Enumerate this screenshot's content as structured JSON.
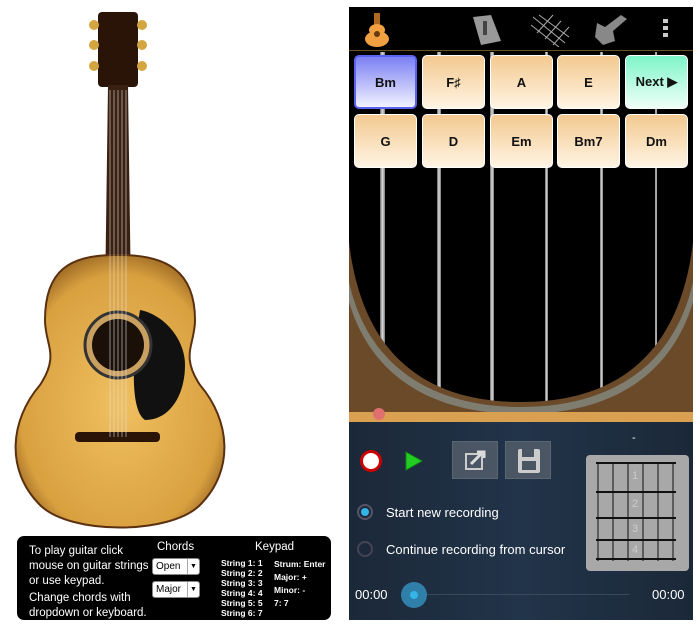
{
  "left": {
    "help": [
      "To play guitar click mouse on guitar strings or use keypad.",
      "Change chords with dropdown or keyboard."
    ],
    "chords_heading": "Chords",
    "chord_type_select": "Open",
    "chord_quality_select": "Major",
    "keypad_heading": "Keypad",
    "keypad_strings": [
      "String 1: 1",
      "String 2: 2",
      "String 3: 3",
      "String 4: 4",
      "String 5: 5",
      "String 6: 7"
    ],
    "keypad_other": [
      "Strum: Enter",
      "Major: +",
      "Minor: -",
      "7: 7"
    ]
  },
  "app": {
    "toolbar_icons": [
      "acoustic-guitar-icon",
      "songbook-icon",
      "fretboard-icon",
      "electric-guitar-icon",
      "more-vert-icon"
    ],
    "chord_buttons": [
      "Bm",
      "F♯",
      "A",
      "E",
      "Next ▶",
      "G",
      "D",
      "Em",
      "Bm7",
      "Dm"
    ],
    "selected_chord": "Bm",
    "recording": {
      "start_new": "Start new recording",
      "continue": "Continue recording from cursor",
      "selected_option": "Start new recording",
      "time_start": "00:00",
      "time_end": "00:00",
      "progress": 0
    },
    "chord_diagram": {
      "title": "-",
      "fret_numbers": [
        "1",
        "2",
        "3",
        "4"
      ]
    },
    "colors": {
      "record": "#cc0000",
      "play": "#22cc22",
      "accent": "#33b5e5"
    }
  }
}
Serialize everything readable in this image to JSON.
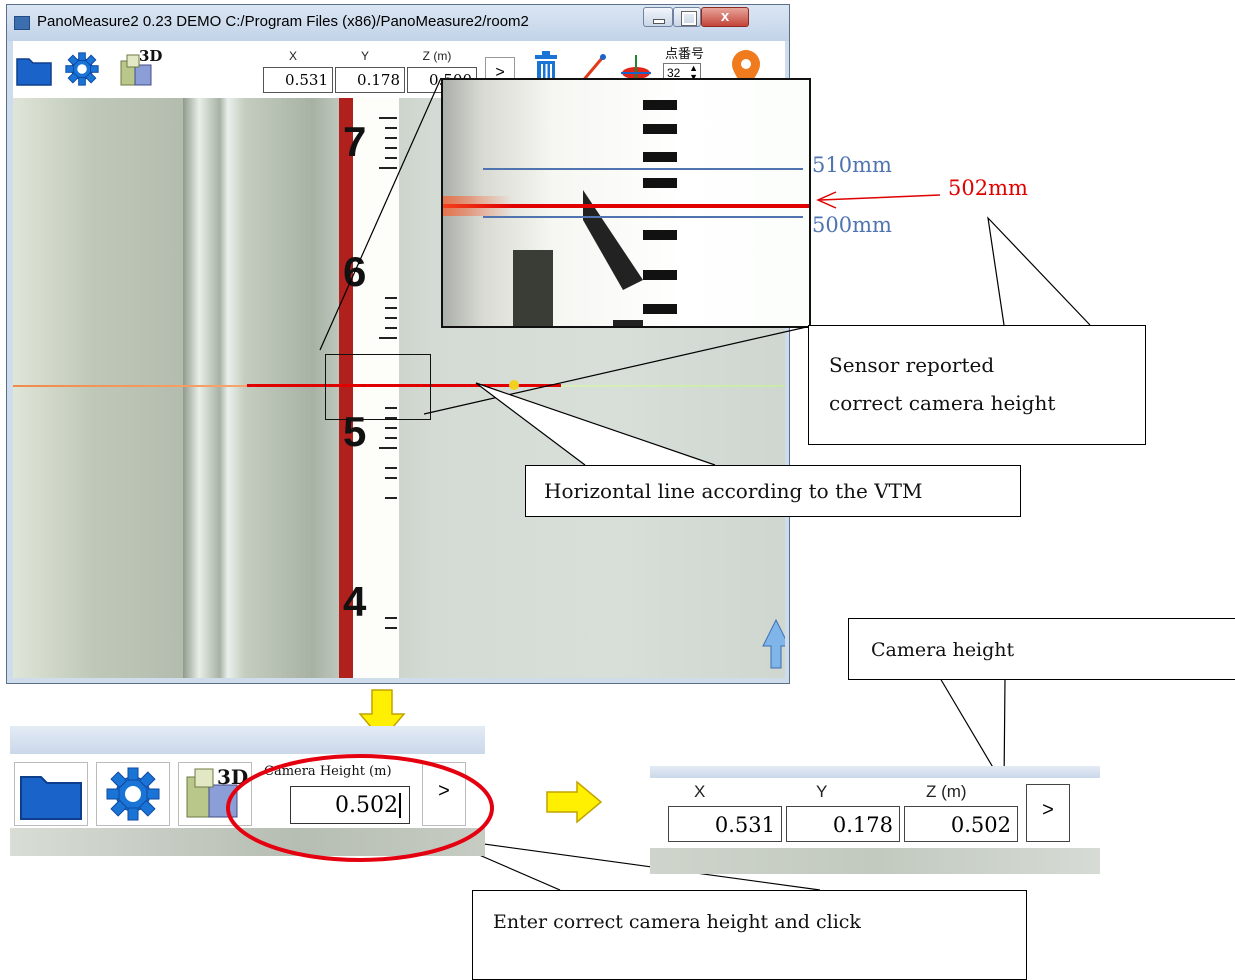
{
  "window": {
    "title": "PanoMeasure2 0.23 DEMO  C:/Program Files (x86)/PanoMeasure2/room2",
    "close_glyph": "x"
  },
  "toolbar": {
    "icons": [
      "folder-icon",
      "gear-icon",
      "3d-view-icon",
      "trash-icon",
      "line-measure-icon",
      "horizon-icon",
      "location-pin-icon"
    ],
    "three_d_label": "3D",
    "x_label": "X",
    "y_label": "Y",
    "z_label": "Z (m)",
    "x_value": "0.531",
    "y_value": "0.178",
    "z_value": "0.500",
    "next_label": ">",
    "point_label": "点番号",
    "point_value": "32"
  },
  "ruler_numbers": [
    "7",
    "6",
    "5",
    "4"
  ],
  "zoom": {
    "upper_label": "510mm",
    "lower_label": "500mm",
    "reported_label": "502mm"
  },
  "callouts": {
    "sensor": "Sensor reported correct camera height",
    "sensor_line1": "Sensor reported",
    "sensor_line2": "correct camera height",
    "horizontal": "Horizontal line according to the VTM",
    "camera_height": "Camera height",
    "enter": "Enter correct camera height and click"
  },
  "step1": {
    "three_d_label": "3D",
    "camera_height_label": "Camera Height (m)",
    "camera_height_value": "0.502",
    "next_label": ">"
  },
  "step2": {
    "x_label": "X",
    "y_label": "Y",
    "z_label": "Z (m)",
    "x_value": "0.531",
    "y_value": "0.178",
    "z_value": "0.502",
    "next_label": ">"
  },
  "colors": {
    "measure_red": "#e00000",
    "guide_blue": "#4f74b0",
    "folder_blue": "#1a63c8",
    "arrow_yellow": "#ffef00",
    "highlight_red": "#e4000f"
  }
}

┄┄┄┄┄┄┄┄┄┄

Reproduce each line of the records exactly, and omit every picture.

▸ Expected answer
Enumerate this screenshot's content as structured JSON.
{
  "left": {
    "help": [
      "To play guitar click mouse on guitar strings or use keypad.",
      "Change chords with dropdown or keyboard."
    ],
    "chords_heading": "Chords",
    "chord_type_select": "Open",
    "chord_quality_select": "Major",
    "keypad_heading": "Keypad",
    "keypad_strings": [
      "String 1: 1",
      "String 2: 2",
      "String 3: 3",
      "String 4: 4",
      "String 5: 5",
      "String 6: 7"
    ],
    "keypad_other": [
      "Strum: Enter",
      "Major: +",
      "Minor: -",
      "7: 7"
    ]
  },
  "app": {
    "toolbar_icons": [
      "acoustic-guitar-icon",
      "songbook-icon",
      "fretboard-icon",
      "electric-guitar-icon",
      "more-vert-icon"
    ],
    "chord_buttons": [
      "Bm",
      "F♯",
      "A",
      "E",
      "Next ▶",
      "G",
      "D",
      "Em",
      "Bm7",
      "Dm"
    ],
    "selected_chord": "Bm",
    "recording": {
      "start_new": "Start new recording",
      "continue": "Continue recording from cursor",
      "selected_option": "Start new recording",
      "time_start": "00:00",
      "time_end": "00:00",
      "progress": 0
    },
    "chord_diagram": {
      "title": "-",
      "fret_numbers": [
        "1",
        "2",
        "3",
        "4"
      ]
    },
    "colors": {
      "record": "#cc0000",
      "play": "#22cc22",
      "accent": "#33b5e5"
    }
  }
}
Serialize everything readable in this image to JSON.
{
  "window": {
    "title": "PanoMeasure2 0.23 DEMO  C:/Program Files (x86)/PanoMeasure2/room2",
    "close_glyph": "x"
  },
  "toolbar": {
    "icons": [
      "folder-icon",
      "gear-icon",
      "3d-view-icon",
      "trash-icon",
      "line-measure-icon",
      "horizon-icon",
      "location-pin-icon"
    ],
    "three_d_label": "3D",
    "x_label": "X",
    "y_label": "Y",
    "z_label": "Z (m)",
    "x_value": "0.531",
    "y_value": "0.178",
    "z_value": "0.500",
    "next_label": ">",
    "point_label": "点番号",
    "point_value": "32"
  },
  "ruler_numbers": [
    "7",
    "6",
    "5",
    "4"
  ],
  "zoom": {
    "upper_label": "510mm",
    "lower_label": "500mm",
    "reported_label": "502mm"
  },
  "callouts": {
    "sensor": "Sensor reported correct camera height",
    "sensor_line1": "Sensor reported",
    "sensor_line2": "correct camera height",
    "horizontal": "Horizontal line according to the VTM",
    "camera_height": "Camera height",
    "enter": "Enter correct camera height and click"
  },
  "step1": {
    "three_d_label": "3D",
    "camera_height_label": "Camera Height (m)",
    "camera_height_value": "0.502",
    "next_label": ">"
  },
  "step2": {
    "x_label": "X",
    "y_label": "Y",
    "z_label": "Z (m)",
    "x_value": "0.531",
    "y_value": "0.178",
    "z_value": "0.502",
    "next_label": ">"
  },
  "colors": {
    "measure_red": "#e00000",
    "guide_blue": "#4f74b0",
    "folder_blue": "#1a63c8",
    "arrow_yellow": "#ffef00",
    "highlight_red": "#e4000f"
  }
}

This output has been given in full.